** BEGIN Supplied data **
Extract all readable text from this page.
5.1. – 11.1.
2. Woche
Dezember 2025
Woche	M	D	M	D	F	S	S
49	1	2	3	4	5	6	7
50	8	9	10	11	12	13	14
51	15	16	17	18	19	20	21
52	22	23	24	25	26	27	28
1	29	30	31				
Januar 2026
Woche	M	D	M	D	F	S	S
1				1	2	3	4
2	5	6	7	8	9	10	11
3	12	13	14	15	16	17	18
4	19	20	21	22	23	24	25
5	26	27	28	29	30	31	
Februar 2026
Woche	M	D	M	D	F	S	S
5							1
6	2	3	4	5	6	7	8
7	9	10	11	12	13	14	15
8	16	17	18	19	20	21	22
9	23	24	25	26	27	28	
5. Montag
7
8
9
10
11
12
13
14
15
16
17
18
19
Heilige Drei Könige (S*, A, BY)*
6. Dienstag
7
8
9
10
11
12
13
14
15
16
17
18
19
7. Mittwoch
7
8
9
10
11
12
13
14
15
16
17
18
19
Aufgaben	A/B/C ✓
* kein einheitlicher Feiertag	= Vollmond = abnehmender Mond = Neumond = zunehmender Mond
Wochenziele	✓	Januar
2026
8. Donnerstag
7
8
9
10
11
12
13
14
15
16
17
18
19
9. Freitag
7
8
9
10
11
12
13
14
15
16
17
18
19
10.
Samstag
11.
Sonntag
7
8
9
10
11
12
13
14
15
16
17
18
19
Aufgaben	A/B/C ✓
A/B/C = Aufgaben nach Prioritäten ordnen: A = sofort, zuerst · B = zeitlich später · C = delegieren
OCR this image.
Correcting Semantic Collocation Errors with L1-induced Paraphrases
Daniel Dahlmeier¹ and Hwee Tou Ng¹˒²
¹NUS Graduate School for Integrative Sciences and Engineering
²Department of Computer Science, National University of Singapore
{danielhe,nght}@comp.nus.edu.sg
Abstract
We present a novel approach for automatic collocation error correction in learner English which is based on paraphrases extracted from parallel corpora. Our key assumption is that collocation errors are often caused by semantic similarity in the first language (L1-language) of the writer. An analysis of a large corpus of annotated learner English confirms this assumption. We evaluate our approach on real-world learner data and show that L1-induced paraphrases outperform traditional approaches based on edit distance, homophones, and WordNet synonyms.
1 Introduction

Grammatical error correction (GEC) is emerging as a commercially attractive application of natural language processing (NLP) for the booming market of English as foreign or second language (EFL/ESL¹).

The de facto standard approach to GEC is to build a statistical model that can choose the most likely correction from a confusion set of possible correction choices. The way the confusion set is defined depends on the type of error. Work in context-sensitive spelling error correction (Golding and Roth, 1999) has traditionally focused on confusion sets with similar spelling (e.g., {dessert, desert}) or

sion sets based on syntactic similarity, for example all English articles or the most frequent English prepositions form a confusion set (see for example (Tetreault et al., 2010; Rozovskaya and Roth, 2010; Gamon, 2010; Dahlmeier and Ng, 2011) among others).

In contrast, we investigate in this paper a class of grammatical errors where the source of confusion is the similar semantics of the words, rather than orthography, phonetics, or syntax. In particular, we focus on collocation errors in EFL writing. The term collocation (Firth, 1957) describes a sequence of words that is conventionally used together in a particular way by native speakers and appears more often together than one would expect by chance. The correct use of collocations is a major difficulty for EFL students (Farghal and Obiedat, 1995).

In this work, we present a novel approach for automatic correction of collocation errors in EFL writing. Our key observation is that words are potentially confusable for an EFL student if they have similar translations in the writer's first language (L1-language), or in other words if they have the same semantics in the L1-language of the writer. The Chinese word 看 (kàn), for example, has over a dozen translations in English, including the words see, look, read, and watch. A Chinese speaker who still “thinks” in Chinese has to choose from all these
** END Supplied data **
Request:
Quote all of the entries verbatim.

Result below:
Extract all readable text from this page.
5.1. – 11.1.
2. Woche
Dezember 2025
Woche	M	D	M	D	F	S	S
49	1	2	3	4	5	6	7
50	8	9	10	11	12	13	14
51	15	16	17	18	19	20	21
52	22	23	24	25	26	27	28
1	29	30	31				
Januar 2026
Woche	M	D	M	D	F	S	S
1				1	2	3	4
2	5	6	7	8	9	10	11
3	12	13	14	15	16	17	18
4	19	20	21	22	23	24	25
5	26	27	28	29	30	31	
Februar 2026
Woche	M	D	M	D	F	S	S
5							1
6	2	3	4	5	6	7	8
7	9	10	11	12	13	14	15
8	16	17	18	19	20	21	22
9	23	24	25	26	27	28	
5. Montag
7
8
9
10
11
12
13
14
15
16
17
18
19
Heilige Drei Könige (S*, A, BY)*
6. Dienstag
7
8
9
10
11
12
13
14
15
16
17
18
19
7. Mittwoch
7
8
9
10
11
12
13
14
15
16
17
18
19
Aufgaben	A/B/C ✓
* kein einheitlicher Feiertag	= Vollmond = abnehmender Mond = Neumond = zunehmender Mond
Wochenziele	✓	Januar
2026
8. Donnerstag
7
8
9
10
11
12
13
14
15
16
17
18
19
9. Freitag
7
8
9
10
11
12
13
14
15
16
17
18
19
10.
Samstag
11.
Sonntag
7
8
9
10
11
12
13
14
15
16
17
18
19
Aufgaben	A/B/C ✓
A/B/C = Aufgaben nach Prioritäten ordnen: A = sofort, zuerst · B = zeitlich später · C = delegieren
OCR this image.
Correcting Semantic Collocation Errors with L1-induced Paraphrases
Daniel Dahlmeier¹ and Hwee Tou Ng¹˒²
¹NUS Graduate School for Integrative Sciences and Engineering
²Department of Computer Science, National University of Singapore
{danielhe,nght}@comp.nus.edu.sg
Abstract
We present a novel approach for automatic collocation error correction in learner English which is based on paraphrases extracted from parallel corpora. Our key assumption is that collocation errors are often caused by semantic similarity in the first language (L1-language) of the writer. An analysis of a large corpus of annotated learner English confirms this assumption. We evaluate our approach on real-world learner data and show that L1-induced paraphrases outperform traditional approaches based on edit distance, homophones, and WordNet synonyms.
1 Introduction

Grammatical error correction (GEC) is emerging as a commercially attractive application of natural language processing (NLP) for the booming market of English as foreign or second language (EFL/ESL¹).

The de facto standard approach to GEC is to build a statistical model that can choose the most likely correction from a confusion set of possible correction choices. The way the confusion set is defined depends on the type of error. Work in context-sensitive spelling error correction (Golding and Roth, 1999) has traditionally focused on confusion sets with similar spelling (e.g., {dessert, desert}) or

sion sets based on syntactic similarity, for example all English articles or the most frequent English prepositions form a confusion set (see for example (Tetreault et al., 2010; Rozovskaya and Roth, 2010; Gamon, 2010; Dahlmeier and Ng, 2011) among others).

In contrast, we investigate in this paper a class of grammatical errors where the source of confusion is the similar semantics of the words, rather than orthography, phonetics, or syntax. In particular, we focus on collocation errors in EFL writing. The term collocation (Firth, 1957) describes a sequence of words that is conventionally used together in a particular way by native speakers and appears more often together than one would expect by chance. The correct use of collocations is a major difficulty for EFL students (Farghal and Obiedat, 1995).

In this work, we present a novel approach for automatic correction of collocation errors in EFL writing. Our key observation is that words are potentially confusable for an EFL student if they have similar translations in the writer's first language (L1-language), or in other words if they have the same semantics in the L1-language of the writer. The Chinese word 看 (kàn), for example, has over a dozen translations in English, including the words see, look, read, and watch. A Chinese speaker who still “thinks” in Chinese has to choose from all these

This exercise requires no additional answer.